Task statement: Separate out the lines that hold "with".

Figure content listings:
○ ○ ○ ○ ○

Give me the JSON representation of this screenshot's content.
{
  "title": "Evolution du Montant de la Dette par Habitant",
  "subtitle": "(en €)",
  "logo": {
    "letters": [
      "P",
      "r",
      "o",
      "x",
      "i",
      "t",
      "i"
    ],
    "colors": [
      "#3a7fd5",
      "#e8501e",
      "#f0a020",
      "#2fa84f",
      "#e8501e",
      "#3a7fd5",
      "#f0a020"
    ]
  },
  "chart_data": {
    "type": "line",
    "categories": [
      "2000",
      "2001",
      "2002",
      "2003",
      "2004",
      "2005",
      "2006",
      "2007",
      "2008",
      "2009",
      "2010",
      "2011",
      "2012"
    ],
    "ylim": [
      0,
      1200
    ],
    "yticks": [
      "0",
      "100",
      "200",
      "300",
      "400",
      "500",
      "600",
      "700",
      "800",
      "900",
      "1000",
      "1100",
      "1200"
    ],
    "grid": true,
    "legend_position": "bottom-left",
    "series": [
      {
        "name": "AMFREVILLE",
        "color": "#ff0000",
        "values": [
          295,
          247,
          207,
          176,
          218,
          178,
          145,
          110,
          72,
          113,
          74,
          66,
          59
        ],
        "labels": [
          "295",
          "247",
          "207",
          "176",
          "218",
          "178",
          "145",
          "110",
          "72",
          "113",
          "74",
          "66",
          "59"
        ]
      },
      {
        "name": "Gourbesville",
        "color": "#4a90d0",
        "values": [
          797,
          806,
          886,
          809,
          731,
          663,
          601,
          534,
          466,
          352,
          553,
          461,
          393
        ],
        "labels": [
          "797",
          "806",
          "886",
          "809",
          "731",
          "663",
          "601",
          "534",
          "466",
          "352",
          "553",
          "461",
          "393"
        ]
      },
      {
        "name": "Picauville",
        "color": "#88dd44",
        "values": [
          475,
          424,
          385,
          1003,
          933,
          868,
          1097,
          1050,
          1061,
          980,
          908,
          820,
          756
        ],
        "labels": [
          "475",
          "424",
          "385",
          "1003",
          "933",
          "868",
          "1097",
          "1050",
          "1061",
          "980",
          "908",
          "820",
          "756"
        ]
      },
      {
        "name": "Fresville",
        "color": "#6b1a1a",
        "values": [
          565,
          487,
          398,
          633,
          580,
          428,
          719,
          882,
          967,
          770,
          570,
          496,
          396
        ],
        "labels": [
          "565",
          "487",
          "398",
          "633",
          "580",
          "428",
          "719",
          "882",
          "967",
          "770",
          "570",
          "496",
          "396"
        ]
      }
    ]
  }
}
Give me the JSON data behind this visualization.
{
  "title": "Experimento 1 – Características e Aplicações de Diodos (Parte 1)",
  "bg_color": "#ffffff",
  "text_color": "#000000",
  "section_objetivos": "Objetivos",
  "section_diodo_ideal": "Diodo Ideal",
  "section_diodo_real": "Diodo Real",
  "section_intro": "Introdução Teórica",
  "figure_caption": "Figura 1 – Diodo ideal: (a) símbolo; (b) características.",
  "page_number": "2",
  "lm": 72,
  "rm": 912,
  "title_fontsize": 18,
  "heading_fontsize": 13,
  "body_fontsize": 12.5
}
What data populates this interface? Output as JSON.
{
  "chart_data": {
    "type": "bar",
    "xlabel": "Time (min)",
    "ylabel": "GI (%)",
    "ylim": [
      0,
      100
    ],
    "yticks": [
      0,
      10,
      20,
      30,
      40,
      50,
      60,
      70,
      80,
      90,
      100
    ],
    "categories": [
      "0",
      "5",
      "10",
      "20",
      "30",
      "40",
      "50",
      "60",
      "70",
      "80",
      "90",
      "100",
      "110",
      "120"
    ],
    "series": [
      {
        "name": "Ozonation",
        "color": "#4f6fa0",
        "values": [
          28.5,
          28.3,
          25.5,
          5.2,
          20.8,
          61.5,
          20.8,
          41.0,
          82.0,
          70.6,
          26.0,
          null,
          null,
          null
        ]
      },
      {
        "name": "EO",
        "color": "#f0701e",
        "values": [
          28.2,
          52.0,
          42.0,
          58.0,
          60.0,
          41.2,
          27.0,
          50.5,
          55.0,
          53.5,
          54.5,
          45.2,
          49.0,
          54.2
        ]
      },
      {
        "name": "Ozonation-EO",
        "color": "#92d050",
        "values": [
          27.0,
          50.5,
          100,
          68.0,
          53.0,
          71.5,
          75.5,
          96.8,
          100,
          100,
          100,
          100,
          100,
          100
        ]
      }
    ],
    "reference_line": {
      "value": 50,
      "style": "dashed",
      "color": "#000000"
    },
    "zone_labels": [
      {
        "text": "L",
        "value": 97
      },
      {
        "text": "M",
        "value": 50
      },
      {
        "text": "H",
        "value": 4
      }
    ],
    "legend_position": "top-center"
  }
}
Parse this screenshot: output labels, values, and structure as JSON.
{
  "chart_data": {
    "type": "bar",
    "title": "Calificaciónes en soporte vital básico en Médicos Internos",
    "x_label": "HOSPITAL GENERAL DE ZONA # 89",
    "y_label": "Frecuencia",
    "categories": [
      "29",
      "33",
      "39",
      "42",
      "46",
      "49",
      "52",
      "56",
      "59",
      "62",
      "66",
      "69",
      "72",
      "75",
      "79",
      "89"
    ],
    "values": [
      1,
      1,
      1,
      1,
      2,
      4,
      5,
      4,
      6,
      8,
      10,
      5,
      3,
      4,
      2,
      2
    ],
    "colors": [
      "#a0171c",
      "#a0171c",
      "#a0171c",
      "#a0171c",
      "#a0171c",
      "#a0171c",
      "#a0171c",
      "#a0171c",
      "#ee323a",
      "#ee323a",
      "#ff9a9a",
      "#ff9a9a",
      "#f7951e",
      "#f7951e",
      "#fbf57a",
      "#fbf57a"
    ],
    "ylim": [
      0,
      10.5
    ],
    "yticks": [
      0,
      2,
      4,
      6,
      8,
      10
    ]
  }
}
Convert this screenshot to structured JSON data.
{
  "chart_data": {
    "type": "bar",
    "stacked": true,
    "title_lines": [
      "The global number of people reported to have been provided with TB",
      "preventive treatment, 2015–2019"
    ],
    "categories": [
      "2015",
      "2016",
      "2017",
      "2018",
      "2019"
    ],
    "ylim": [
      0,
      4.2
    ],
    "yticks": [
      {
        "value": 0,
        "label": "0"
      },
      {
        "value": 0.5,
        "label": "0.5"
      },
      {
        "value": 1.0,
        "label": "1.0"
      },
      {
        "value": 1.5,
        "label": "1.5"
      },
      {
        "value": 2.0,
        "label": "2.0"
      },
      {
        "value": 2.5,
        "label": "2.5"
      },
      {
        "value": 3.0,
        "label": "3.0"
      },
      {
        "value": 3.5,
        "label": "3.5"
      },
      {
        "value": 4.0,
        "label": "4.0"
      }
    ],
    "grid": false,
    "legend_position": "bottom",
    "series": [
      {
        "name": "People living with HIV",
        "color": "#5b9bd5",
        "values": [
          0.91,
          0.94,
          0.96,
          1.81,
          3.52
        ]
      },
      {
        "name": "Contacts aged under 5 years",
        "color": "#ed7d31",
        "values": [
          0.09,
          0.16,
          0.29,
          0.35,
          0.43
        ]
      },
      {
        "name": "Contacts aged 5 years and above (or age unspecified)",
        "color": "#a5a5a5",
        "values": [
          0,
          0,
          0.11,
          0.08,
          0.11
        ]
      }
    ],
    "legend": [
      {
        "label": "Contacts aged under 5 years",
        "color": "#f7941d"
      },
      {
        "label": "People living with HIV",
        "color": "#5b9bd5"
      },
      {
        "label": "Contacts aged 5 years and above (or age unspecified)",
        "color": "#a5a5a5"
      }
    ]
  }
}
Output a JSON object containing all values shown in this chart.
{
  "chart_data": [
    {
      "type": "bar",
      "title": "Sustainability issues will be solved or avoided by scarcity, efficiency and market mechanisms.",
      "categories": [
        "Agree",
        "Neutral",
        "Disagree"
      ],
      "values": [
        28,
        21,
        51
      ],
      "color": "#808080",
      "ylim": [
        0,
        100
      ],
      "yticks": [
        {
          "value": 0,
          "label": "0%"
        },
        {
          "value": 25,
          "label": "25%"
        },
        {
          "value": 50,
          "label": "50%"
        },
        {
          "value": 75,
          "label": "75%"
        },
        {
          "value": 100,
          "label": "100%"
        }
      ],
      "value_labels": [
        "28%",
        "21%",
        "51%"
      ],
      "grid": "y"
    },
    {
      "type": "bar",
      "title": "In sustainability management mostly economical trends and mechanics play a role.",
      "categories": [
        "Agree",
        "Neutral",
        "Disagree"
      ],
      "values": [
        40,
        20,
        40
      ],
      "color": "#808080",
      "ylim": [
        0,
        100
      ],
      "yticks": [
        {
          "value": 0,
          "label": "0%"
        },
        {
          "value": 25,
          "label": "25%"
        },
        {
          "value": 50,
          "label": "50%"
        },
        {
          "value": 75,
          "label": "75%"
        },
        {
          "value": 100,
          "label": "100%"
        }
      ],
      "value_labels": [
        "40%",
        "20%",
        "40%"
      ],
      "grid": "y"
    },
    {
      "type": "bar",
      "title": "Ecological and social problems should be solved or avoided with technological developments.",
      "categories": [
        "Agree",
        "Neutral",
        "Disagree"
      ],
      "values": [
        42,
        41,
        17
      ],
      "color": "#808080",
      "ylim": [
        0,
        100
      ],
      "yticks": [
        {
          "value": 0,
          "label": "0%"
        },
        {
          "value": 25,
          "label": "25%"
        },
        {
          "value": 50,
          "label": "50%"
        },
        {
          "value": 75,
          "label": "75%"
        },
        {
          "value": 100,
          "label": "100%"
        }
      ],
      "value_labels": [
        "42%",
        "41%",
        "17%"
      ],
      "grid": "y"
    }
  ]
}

○ ○ ○ ○ ○

Answer to the problem:
      "The global number of people reported to have been provided with TB",
        "name": "People living with HIV",
        "label": "People living with HIV",
      "title": "Ecological and social problems should be solved or avoided with technological developments.",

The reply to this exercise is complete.